## Supplied information
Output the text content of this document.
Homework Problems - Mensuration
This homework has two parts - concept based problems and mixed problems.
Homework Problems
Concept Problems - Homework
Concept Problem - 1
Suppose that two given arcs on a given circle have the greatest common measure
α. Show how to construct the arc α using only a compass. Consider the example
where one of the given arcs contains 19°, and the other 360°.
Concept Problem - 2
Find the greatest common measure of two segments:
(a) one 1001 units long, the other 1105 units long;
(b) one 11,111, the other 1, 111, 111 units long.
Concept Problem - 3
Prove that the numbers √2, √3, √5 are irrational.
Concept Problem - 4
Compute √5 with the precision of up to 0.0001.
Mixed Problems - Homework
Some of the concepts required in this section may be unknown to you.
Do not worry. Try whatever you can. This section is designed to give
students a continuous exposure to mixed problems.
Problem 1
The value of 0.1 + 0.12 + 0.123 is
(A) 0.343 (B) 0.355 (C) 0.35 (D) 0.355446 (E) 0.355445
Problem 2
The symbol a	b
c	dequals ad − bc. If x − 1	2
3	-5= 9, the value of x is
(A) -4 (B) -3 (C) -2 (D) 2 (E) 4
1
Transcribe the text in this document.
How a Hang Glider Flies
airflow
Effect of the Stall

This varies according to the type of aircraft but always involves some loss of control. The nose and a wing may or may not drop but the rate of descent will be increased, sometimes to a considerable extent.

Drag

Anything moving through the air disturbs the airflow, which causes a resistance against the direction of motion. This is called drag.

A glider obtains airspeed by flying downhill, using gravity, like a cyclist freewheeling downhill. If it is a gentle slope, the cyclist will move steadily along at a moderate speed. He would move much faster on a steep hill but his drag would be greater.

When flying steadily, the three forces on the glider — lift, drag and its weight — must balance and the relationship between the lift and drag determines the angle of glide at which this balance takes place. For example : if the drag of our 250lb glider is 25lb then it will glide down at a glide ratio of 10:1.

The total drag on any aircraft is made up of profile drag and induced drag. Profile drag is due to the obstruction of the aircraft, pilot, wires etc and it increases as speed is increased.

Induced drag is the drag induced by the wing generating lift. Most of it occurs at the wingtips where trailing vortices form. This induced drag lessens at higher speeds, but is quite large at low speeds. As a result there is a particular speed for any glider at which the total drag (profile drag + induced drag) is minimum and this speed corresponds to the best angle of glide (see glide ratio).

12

## Instruction
From the entries above, return each line with the word "greatest" in it.

## Correct response
Suppose that two given arcs on a given circle have the greatest common measure
Find the greatest common measure of two segments:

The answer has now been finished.